----- Reading text -----

Salmo salar, Atlantic salmon: Atlantic species. Eats primarily squids, shrimps, and fish. This is the species most commonly farmed. Endangered species.
Salmo trutta, brown trout: A large European trout that is notoriously difficult to catch. Introduced to North America by humans in 1883, this trout has driven the more flavorful brook trout from much of its native range. It has also been introduced to Argentina where it has become anadromous and forms the basis of a popular tourist fishing industry.
Oncorhynchus tsawytscha, chinook salmon: Pacific species. Also known as "king salmon." Eat small fish. Endangered and threatened runs.
Oncorhynchus kisutch, coho salmon: Pacific species. Eat small fish. Threatened and endangered runs.
Oncorhynchus nerka, sockeye salmon: Pacific species. Landlocked variety called "kokanee." Primarily eat plankton, insects, and small crustaceans. Endangered and threatened runs.

----- Record set -----

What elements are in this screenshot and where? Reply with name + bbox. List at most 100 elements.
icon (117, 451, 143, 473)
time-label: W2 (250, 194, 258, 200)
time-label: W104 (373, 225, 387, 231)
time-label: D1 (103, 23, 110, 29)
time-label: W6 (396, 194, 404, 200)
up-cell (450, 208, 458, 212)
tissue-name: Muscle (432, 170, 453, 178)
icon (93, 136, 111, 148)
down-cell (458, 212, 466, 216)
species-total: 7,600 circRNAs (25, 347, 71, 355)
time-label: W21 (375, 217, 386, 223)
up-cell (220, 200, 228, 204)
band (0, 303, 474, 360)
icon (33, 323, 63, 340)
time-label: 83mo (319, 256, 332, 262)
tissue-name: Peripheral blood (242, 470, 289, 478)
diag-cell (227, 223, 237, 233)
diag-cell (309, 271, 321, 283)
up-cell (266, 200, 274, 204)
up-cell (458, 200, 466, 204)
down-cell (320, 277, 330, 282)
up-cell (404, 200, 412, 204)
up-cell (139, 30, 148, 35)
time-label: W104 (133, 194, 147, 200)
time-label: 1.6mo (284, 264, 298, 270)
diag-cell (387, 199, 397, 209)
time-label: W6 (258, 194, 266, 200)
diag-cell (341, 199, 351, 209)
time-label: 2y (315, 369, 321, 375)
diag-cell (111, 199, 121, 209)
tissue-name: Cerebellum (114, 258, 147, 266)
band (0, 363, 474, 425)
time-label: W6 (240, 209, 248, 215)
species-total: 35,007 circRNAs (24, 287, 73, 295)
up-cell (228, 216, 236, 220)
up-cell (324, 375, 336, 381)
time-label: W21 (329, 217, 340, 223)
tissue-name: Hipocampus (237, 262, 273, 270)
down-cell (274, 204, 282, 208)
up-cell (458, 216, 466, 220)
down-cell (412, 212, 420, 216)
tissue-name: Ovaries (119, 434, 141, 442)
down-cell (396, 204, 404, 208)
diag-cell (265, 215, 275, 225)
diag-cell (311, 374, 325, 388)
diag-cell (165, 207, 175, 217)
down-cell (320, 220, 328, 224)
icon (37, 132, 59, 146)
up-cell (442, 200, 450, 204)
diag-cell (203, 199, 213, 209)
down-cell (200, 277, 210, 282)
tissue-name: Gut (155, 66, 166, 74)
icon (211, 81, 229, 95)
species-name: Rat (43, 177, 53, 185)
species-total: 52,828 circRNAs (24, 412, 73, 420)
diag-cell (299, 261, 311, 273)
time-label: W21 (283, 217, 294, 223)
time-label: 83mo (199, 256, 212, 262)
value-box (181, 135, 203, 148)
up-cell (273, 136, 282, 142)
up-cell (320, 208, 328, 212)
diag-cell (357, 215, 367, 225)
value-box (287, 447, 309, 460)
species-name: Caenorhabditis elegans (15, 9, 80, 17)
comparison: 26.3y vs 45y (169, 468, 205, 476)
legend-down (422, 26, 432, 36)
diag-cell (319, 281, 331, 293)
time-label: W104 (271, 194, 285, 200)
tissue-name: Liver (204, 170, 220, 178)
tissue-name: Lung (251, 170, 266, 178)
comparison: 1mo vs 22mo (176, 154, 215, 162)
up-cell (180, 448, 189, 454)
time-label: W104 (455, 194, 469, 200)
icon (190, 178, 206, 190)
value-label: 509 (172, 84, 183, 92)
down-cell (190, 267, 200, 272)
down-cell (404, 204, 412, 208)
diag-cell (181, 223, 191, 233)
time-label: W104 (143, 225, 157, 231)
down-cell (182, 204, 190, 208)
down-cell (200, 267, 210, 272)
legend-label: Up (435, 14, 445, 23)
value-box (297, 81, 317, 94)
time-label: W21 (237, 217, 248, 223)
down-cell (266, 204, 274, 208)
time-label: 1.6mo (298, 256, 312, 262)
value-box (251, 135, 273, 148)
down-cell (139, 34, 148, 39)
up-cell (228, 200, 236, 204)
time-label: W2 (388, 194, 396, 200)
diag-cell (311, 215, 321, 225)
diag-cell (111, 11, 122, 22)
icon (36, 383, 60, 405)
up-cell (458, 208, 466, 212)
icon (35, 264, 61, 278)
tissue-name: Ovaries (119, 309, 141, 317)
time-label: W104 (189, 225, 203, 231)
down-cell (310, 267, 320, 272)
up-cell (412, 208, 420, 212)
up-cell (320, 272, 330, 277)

-----

### Work request
Output the passage from the salmon text between "Salmo trutta, brown" and "fish. Endangered and threatened runs.", inclusive. The material is separate from the salmon text and is not used here.

### Output of the task
Salmo trutta, brown trout: A large European trout that is notoriously difficult to catch. Introduced to North America by humans in 1883, this trout has driven the more flavorful brook trout from much of its native range. It has also been introduced to Argentina where it has become anadromous and forms the basis of a popular tourist fishing industry.
Oncorhynchus tsawytscha, chinook salmon: Pacific species. Also known as "king salmon." Eat small fish. Endangered and threatened runs.